* START Data supplied *
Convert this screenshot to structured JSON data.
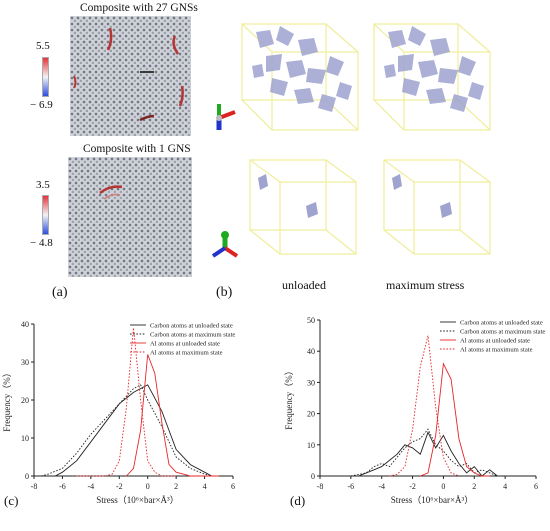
{
  "panel_a": {
    "top": {
      "title": "Composite with 27 GNSs",
      "cb_max": "5.5",
      "cb_min": "− 6.9"
    },
    "bottom": {
      "title": "Composite with 1 GNS",
      "cb_max": "3.5",
      "cb_min": "− 4.8"
    },
    "label": "(a)"
  },
  "panel_b": {
    "label": "(b)",
    "unloaded_label": "unloaded",
    "max_label": "maximum stress"
  },
  "colors": {
    "carbon": "#222222",
    "al": "#e8262a",
    "box": "#f0ee9a",
    "gns": "#8a8fbf"
  },
  "chart_data": [
    {
      "label": "(c)",
      "type": "line",
      "xlabel": "Stress（10⁶×bar×Å³）",
      "ylabel": "Frequency（%）",
      "xlim": [
        -8,
        6
      ],
      "ylim": [
        0,
        40
      ],
      "xticks": [
        "-8",
        "-6",
        "-4",
        "-2",
        "0",
        "2",
        "4",
        "6"
      ],
      "yticks": [
        "0",
        "10",
        "20",
        "30",
        "40"
      ],
      "legend_position": "top-right",
      "series": [
        {
          "name": "Carbon atoms at unloaded state",
          "color": "#222222",
          "dash": "solid",
          "x": [
            -6.5,
            -6,
            -5,
            -4,
            -3,
            -2,
            -1,
            0,
            1,
            2,
            3,
            4,
            4.5
          ],
          "y": [
            0,
            1,
            4,
            9,
            14,
            19,
            22,
            24,
            17,
            7,
            3,
            1,
            0
          ]
        },
        {
          "name": "Carbon atoms at maximum state",
          "color": "#222222",
          "dash": "dot",
          "x": [
            -7.5,
            -7,
            -6,
            -5,
            -4,
            -3,
            -2,
            -1,
            -0.5,
            0,
            1,
            2,
            3,
            4,
            4.5
          ],
          "y": [
            0,
            0.5,
            2,
            6,
            11,
            15,
            19,
            23,
            24,
            20,
            13,
            5,
            2,
            0.5,
            0
          ]
        },
        {
          "name": "Al atoms at unloaded state",
          "color": "#e8262a",
          "dash": "solid",
          "x": [
            -1.5,
            -1,
            -0.5,
            0,
            0.5,
            1,
            1.5,
            2,
            2.5,
            3,
            5
          ],
          "y": [
            0,
            2,
            12,
            32,
            27,
            14,
            3,
            1,
            0.5,
            0,
            0
          ]
        },
        {
          "name": "Al atoms at maximum state",
          "color": "#e8262a",
          "dash": "dot",
          "x": [
            -5,
            -3,
            -2.5,
            -2,
            -1.5,
            -1,
            -0.5,
            0,
            0.5,
            1,
            2
          ],
          "y": [
            0,
            0,
            0.5,
            4,
            18,
            39,
            20,
            4,
            1,
            0,
            0
          ]
        }
      ]
    },
    {
      "label": "(d)",
      "type": "line",
      "xlabel": "Stress（10⁶×bar×Å³）",
      "ylabel": "Frequency（%）",
      "xlim": [
        -8,
        6
      ],
      "ylim": [
        0,
        50
      ],
      "xticks": [
        "-8",
        "-6",
        "-4",
        "-2",
        "0",
        "2",
        "4",
        "6"
      ],
      "yticks": [
        "0",
        "10",
        "20",
        "30",
        "40",
        "50"
      ],
      "legend_position": "top-right",
      "series": [
        {
          "name": "Carbon atoms at unloaded state",
          "color": "#222222",
          "dash": "solid",
          "x": [
            -5.5,
            -5,
            -4.5,
            -4,
            -3.5,
            -3,
            -2.5,
            -2,
            -1.5,
            -1,
            -0.5,
            0,
            0.5,
            1,
            1.5,
            2,
            2.5,
            3,
            3.5,
            4
          ],
          "y": [
            0,
            1,
            2,
            3,
            5,
            7,
            10,
            9,
            7,
            14,
            9,
            13,
            8,
            4,
            1,
            3,
            0,
            2,
            0,
            0
          ]
        },
        {
          "name": "Carbon atoms at maximum state",
          "color": "#222222",
          "dash": "dot",
          "x": [
            -6,
            -5,
            -4.5,
            -4,
            -3.5,
            -3,
            -2.5,
            -2,
            -1.5,
            -1,
            -0.5,
            0,
            0.5,
            1,
            1.5,
            2,
            2.5,
            3,
            3.5,
            4
          ],
          "y": [
            0,
            1,
            3,
            4,
            3,
            6,
            9,
            11,
            12,
            15,
            10,
            8,
            5,
            3,
            4,
            1,
            2,
            1,
            0,
            0
          ]
        },
        {
          "name": "Al atoms at unloaded state",
          "color": "#e8262a",
          "dash": "solid",
          "x": [
            -1.5,
            -1,
            -0.5,
            0,
            0.5,
            1,
            1.5,
            2,
            2.5,
            3
          ],
          "y": [
            0,
            1,
            13,
            36,
            31,
            12,
            3,
            1,
            0,
            0
          ]
        },
        {
          "name": "Al atoms at maximum state",
          "color": "#e8262a",
          "dash": "dot",
          "x": [
            -3.5,
            -3,
            -2.5,
            -2,
            -1.5,
            -1,
            -0.5,
            0,
            0.5,
            1
          ],
          "y": [
            0,
            0.5,
            3,
            15,
            35,
            45,
            22,
            6,
            1,
            0
          ]
        }
      ]
    }
  ]
}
* END Data supplied *
### Written task
Pictures in the data above should not be copied; transcribe everything else exactly.

### The completed task
Convert this screenshot to structured JSON data.
{
  "panel_a": {
    "top": {
      "title": "Composite with 27 GNSs",
      "cb_max": "5.5",
      "cb_min": "− 6.9"
    },
    "bottom": {
      "title": "Composite with 1 GNS",
      "cb_max": "3.5",
      "cb_min": "− 4.8"
    },
    "label": "(a)"
  },
  "panel_b": {
    "label": "(b)",
    "unloaded_label": "unloaded",
    "max_label": "maximum stress"
  },
  "colors": {
    "carbon": "#222222",
    "al": "#e8262a",
    "box": "#f0ee9a",
    "gns": "#8a8fbf"
  },
  "chart_data": [
    {
      "label": "(c)",
      "type": "line",
      "xlabel": "Stress（10⁶×bar×Å³）",
      "ylabel": "Frequency（%）",
      "xlim": [
        -8,
        6
      ],
      "ylim": [
        0,
        40
      ],
      "xticks": [
        "-8",
        "-6",
        "-4",
        "-2",
        "0",
        "2",
        "4",
        "6"
      ],
      "yticks": [
        "0",
        "10",
        "20",
        "30",
        "40"
      ],
      "legend_position": "top-right",
      "series": [
        {
          "name": "Carbon atoms at unloaded state",
          "color": "#222222",
          "dash": "solid",
          "x": [
            -6.5,
            -6,
            -5,
            -4,
            -3,
            -2,
            -1,
            0,
            1,
            2,
            3,
            4,
            4.5
          ],
          "y": [
            0,
            1,
            4,
            9,
            14,
            19,
            22,
            24,
            17,
            7,
            3,
            1,
            0
          ]
        },
        {
          "name": "Carbon atoms at maximum state",
          "color": "#222222",
          "dash": "dot",
          "x": [
            -7.5,
            -7,
            -6,
            -5,
            -4,
            -3,
            -2,
            -1,
            -0.5,
            0,
            1,
            2,
            3,
            4,
            4.5
          ],
          "y": [
            0,
            0.5,
            2,
            6,
            11,
            15,
            19,
            23,
            24,
            20,
            13,
            5,
            2,
            0.5,
            0
          ]
        },
        {
          "name": "Al atoms at unloaded state",
          "color": "#e8262a",
          "dash": "solid",
          "x": [
            -1.5,
            -1,
            -0.5,
            0,
            0.5,
            1,
            1.5,
            2,
            2.5,
            3,
            5
          ],
          "y": [
            0,
            2,
            12,
            32,
            27,
            14,
            3,
            1,
            0.5,
            0,
            0
          ]
        },
        {
          "name": "Al atoms at maximum state",
          "color": "#e8262a",
          "dash": "dot",
          "x": [
            -5,
            -3,
            -2.5,
            -2,
            -1.5,
            -1,
            -0.5,
            0,
            0.5,
            1,
            2
          ],
          "y": [
            0,
            0,
            0.5,
            4,
            18,
            39,
            20,
            4,
            1,
            0,
            0
          ]
        }
      ]
    },
    {
      "label": "(d)",
      "type": "line",
      "xlabel": "Stress（10⁶×bar×Å³）",
      "ylabel": "Frequency（%）",
      "xlim": [
        -8,
        6
      ],
      "ylim": [
        0,
        50
      ],
      "xticks": [
        "-8",
        "-6",
        "-4",
        "-2",
        "0",
        "2",
        "4",
        "6"
      ],
      "yticks": [
        "0",
        "10",
        "20",
        "30",
        "40",
        "50"
      ],
      "legend_position": "top-right",
      "series": [
        {
          "name": "Carbon atoms at unloaded state",
          "color": "#222222",
          "dash": "solid",
          "x": [
            -5.5,
            -5,
            -4.5,
            -4,
            -3.5,
            -3,
            -2.5,
            -2,
            -1.5,
            -1,
            -0.5,
            0,
            0.5,
            1,
            1.5,
            2,
            2.5,
            3,
            3.5,
            4
          ],
          "y": [
            0,
            1,
            2,
            3,
            5,
            7,
            10,
            9,
            7,
            14,
            9,
            13,
            8,
            4,
            1,
            3,
            0,
            2,
            0,
            0
          ]
        },
        {
          "name": "Carbon atoms at maximum state",
          "color": "#222222",
          "dash": "dot",
          "x": [
            -6,
            -5,
            -4.5,
            -4,
            -3.5,
            -3,
            -2.5,
            -2,
            -1.5,
            -1,
            -0.5,
            0,
            0.5,
            1,
            1.5,
            2,
            2.5,
            3,
            3.5,
            4
          ],
          "y": [
            0,
            1,
            3,
            4,
            3,
            6,
            9,
            11,
            12,
            15,
            10,
            8,
            5,
            3,
            4,
            1,
            2,
            1,
            0,
            0
          ]
        },
        {
          "name": "Al atoms at unloaded state",
          "color": "#e8262a",
          "dash": "solid",
          "x": [
            -1.5,
            -1,
            -0.5,
            0,
            0.5,
            1,
            1.5,
            2,
            2.5,
            3
          ],
          "y": [
            0,
            1,
            13,
            36,
            31,
            12,
            3,
            1,
            0,
            0
          ]
        },
        {
          "name": "Al atoms at maximum state",
          "color": "#e8262a",
          "dash": "dot",
          "x": [
            -3.5,
            -3,
            -2.5,
            -2,
            -1.5,
            -1,
            -0.5,
            0,
            0.5,
            1
          ],
          "y": [
            0,
            0.5,
            3,
            15,
            35,
            45,
            22,
            6,
            1,
            0
          ]
        }
      ]
    }
  ]
}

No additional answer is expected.